[ANPPOM-Lista] Truques da escrita: para começar e terminar teses, livros e artigos (resenha)

Camila Zerbinatti camiladuze em gmail.com
Ter Abr 26 18:22:52 BRT 2016


Obrigada professor Palombini por esta ótima dica/ referência.

saudações,
camila

Em 25 de abril de 2016 12:51, Carlos Palombini <cpalombini em gmail.com>
escreveu:

>
> Resenha do livro de Howard Becker por Cleverton Barros de Lima.
>
> A atividade da escrita acadêmica é a temática central do livro *Truques
> da escrita,* de Howard Saul Becker. O autor utiliza, numa reflexão
> sociológica acurada, a realidade social da produção textual, desde o
> momento de formação dos discentes nos cursos de graduação até o ponto
> final, na fase profissional. Exatamente quando o pesquisador inclui, entre
> as suas principais tarefas e obrigações acadêmicas, a escrita de artigos,
> capítulos e livros.
>
> Howard S. Becker é um conhecido sociólogo americano de obras como *Uma
> teoria da ação coletiva* (1977); *Outsiders*: *estudos da sociologia dos
> desvios* (2008); *Falando da sociedade*(2009); e *Segredos e truques da
> pesquisa* (2007), publicadas pela mesma editora do livro desta resenha.

Listagens de localização de elementos:
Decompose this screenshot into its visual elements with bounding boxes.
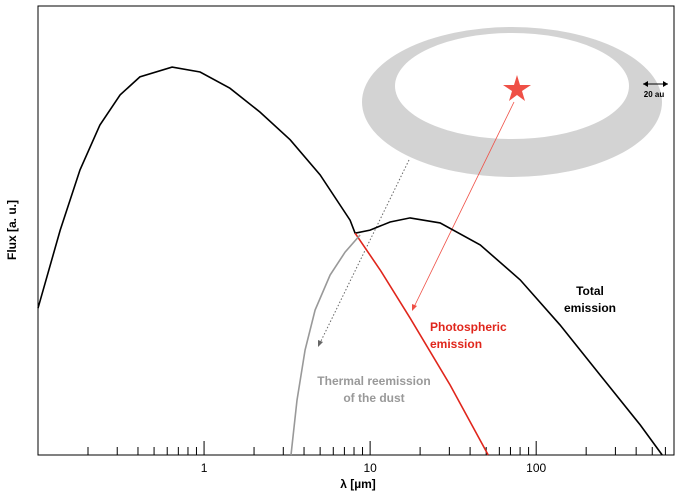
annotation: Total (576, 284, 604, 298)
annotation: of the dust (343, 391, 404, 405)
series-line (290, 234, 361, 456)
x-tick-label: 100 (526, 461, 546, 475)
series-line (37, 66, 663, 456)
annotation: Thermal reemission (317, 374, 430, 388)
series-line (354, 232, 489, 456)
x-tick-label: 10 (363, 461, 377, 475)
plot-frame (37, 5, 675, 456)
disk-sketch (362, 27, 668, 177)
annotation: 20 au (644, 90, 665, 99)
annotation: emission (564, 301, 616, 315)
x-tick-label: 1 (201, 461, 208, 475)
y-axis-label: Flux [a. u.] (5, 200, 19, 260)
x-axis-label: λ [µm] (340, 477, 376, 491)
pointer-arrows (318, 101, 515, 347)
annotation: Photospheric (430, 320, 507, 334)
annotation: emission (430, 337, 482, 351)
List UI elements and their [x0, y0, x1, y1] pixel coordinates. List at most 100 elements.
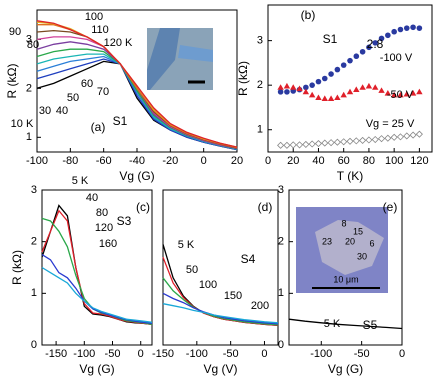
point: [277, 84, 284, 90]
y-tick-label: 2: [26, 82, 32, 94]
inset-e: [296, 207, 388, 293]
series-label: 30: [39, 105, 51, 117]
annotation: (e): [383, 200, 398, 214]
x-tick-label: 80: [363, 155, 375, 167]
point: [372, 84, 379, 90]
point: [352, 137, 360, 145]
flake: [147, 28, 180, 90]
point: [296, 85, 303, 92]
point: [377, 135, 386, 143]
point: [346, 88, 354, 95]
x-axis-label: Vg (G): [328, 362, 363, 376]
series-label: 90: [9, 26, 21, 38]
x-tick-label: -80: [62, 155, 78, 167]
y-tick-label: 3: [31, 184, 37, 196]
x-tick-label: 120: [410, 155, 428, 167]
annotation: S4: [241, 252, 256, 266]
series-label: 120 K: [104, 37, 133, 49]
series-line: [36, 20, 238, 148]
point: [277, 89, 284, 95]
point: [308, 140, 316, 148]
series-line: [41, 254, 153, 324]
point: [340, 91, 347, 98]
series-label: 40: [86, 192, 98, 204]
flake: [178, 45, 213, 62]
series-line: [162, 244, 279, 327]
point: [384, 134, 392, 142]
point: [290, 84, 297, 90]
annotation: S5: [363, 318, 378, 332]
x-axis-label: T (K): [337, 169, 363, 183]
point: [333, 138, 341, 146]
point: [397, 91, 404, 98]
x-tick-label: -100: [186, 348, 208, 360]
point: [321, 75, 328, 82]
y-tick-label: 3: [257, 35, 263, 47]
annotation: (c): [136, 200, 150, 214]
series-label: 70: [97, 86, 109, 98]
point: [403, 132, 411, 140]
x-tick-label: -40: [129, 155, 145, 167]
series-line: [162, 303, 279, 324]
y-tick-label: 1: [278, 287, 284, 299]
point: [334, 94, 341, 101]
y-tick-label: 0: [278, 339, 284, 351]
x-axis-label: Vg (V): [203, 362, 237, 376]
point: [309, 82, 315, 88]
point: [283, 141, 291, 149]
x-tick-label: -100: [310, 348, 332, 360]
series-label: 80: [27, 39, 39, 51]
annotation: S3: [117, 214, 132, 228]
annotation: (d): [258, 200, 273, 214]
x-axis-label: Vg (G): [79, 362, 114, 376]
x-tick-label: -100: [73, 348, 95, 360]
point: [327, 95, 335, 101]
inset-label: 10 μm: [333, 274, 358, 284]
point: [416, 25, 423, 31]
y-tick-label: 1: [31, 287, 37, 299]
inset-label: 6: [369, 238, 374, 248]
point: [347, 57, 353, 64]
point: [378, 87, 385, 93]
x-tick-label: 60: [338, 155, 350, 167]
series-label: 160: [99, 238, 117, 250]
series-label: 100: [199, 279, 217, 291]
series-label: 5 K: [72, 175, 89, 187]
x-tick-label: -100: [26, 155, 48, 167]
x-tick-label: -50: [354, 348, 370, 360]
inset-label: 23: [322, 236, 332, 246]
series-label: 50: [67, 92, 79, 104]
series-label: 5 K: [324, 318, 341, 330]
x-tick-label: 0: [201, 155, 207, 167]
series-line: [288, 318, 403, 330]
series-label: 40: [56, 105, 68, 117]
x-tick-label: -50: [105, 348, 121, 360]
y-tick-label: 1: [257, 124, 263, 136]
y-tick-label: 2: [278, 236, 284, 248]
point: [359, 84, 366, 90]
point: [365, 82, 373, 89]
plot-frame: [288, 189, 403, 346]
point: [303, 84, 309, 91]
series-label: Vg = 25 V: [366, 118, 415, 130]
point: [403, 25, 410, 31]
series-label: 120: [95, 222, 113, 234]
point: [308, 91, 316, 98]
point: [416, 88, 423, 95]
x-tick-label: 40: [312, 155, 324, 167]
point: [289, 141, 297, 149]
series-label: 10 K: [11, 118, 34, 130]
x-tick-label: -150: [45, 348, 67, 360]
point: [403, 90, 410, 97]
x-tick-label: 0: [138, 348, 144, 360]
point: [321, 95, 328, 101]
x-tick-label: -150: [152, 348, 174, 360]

__Objetivo da tarefa__:
Escreva o que vem depois na resenha sobre o livro Truques da escrita, começando logo após a última frase mostrada.

__Resultado do exercício__:
> Graduado pela University of Chicago, Becker tem dado relevante contribuição
> ao debate no âmbito da sociologia da arte, do desvio e da música.
> Recentemente, publicou o livro *What About Mozart? What About Murder?*(2015),
> revelando assim uma das referências das Ciências Sociais.
>
> O livro *Truques da escrita* tem por escopo a reflexão sobre as condições
> sociais da escrita, distribuídas nos seus dez capítulos. No prefácio à
> edição brasileira, o autor refere-se à tradição de sociólogos brasileiros
> do passado, dos quais ele admira, em especial a escrita de Sérgio Buarque
> de Holanda e Antonio Candido. Becker percebe uma tradição instigante no
> aspecto da narrativa nas obras dos autores de*Raízes do Brasil* e *Os
> Parceiros do Rio Bonito*. De certo, a produção intelectual destes
> escritores conferiu ao debate sociológico a respeito do Brasil um grau
> inegável de sofisticação e refinamento. E neste aspecto, a escrita, não só
> deles, mas de obras como *Casa grande e senzala* de Gilberto Freyre,
> aponta para uma tradição sociológica frutífera, em que a tessitura da
> linguagem tornou-se um ponto emblemático.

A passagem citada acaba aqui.